▸ SUPPLIED RECORDS
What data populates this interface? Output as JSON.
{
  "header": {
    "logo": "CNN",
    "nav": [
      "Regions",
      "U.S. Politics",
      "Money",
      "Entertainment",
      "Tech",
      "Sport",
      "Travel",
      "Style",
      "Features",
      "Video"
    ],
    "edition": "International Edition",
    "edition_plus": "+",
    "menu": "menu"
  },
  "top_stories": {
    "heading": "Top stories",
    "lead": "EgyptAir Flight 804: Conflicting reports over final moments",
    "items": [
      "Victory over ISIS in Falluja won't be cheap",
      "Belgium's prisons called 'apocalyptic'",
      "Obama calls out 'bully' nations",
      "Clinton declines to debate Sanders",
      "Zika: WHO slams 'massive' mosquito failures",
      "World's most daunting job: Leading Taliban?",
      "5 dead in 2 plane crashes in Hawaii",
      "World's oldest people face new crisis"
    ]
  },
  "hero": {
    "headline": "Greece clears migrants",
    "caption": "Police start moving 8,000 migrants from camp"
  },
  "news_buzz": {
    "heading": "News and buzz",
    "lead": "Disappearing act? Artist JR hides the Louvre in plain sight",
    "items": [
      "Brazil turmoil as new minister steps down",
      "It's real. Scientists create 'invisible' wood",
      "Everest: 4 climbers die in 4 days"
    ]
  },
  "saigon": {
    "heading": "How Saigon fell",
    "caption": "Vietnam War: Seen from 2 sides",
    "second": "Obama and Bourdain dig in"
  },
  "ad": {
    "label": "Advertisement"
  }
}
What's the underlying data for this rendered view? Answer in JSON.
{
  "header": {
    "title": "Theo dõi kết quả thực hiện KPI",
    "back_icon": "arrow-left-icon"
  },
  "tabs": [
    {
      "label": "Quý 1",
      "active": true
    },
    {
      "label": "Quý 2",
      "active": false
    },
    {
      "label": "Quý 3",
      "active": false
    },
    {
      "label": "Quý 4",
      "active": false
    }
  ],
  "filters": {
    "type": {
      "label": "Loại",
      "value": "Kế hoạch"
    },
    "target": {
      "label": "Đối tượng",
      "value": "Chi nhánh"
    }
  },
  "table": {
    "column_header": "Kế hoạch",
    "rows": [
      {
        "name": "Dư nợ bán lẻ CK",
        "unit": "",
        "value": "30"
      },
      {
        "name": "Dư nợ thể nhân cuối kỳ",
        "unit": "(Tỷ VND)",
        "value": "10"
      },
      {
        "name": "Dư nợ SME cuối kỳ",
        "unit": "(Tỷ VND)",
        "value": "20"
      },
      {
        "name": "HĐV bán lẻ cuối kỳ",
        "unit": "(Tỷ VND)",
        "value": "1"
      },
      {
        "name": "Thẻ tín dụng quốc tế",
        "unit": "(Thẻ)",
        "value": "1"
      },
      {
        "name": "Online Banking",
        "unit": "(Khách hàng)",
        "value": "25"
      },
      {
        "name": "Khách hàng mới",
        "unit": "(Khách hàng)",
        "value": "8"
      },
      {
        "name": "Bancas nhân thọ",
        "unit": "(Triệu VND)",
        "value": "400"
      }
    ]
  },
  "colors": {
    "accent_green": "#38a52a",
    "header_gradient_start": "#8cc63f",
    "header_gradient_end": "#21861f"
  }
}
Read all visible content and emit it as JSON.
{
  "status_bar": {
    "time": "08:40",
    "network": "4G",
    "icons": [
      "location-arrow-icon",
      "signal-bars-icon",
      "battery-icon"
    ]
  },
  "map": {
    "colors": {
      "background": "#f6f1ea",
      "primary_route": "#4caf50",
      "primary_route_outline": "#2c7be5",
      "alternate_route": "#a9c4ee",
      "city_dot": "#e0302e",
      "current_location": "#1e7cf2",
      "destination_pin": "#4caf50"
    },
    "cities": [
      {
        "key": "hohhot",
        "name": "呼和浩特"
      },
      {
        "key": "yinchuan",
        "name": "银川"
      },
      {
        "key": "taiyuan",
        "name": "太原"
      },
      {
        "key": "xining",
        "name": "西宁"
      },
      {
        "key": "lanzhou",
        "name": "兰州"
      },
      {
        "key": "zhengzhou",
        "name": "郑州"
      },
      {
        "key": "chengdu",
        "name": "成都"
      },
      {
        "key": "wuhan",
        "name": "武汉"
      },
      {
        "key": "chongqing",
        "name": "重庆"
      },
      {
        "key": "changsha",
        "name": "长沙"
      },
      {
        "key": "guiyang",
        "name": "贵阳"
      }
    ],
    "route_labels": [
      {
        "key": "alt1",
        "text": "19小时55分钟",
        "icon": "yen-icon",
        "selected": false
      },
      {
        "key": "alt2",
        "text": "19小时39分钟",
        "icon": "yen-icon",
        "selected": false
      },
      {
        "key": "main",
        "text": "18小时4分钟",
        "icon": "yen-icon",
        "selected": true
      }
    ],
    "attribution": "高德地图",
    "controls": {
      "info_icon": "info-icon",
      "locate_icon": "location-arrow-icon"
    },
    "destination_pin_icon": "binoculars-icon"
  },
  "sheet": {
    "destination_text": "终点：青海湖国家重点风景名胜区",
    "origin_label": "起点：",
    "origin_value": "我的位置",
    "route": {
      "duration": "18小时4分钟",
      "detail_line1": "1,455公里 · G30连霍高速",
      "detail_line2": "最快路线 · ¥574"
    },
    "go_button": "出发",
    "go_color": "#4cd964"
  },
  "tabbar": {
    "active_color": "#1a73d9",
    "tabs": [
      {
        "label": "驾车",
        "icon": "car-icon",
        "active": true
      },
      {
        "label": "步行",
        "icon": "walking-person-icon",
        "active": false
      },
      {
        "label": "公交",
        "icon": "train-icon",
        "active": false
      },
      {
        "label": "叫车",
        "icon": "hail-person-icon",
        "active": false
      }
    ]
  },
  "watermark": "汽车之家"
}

▸ DIRECTIVE
Using the entries above, find all lines with "JSON". Copy them.

▸ RESULT FOR THIS EXERCISE
What data populates this interface? Output as JSON.
What's the underlying data for this rendered view? Answer in JSON.
Read all visible content and emit it as JSON.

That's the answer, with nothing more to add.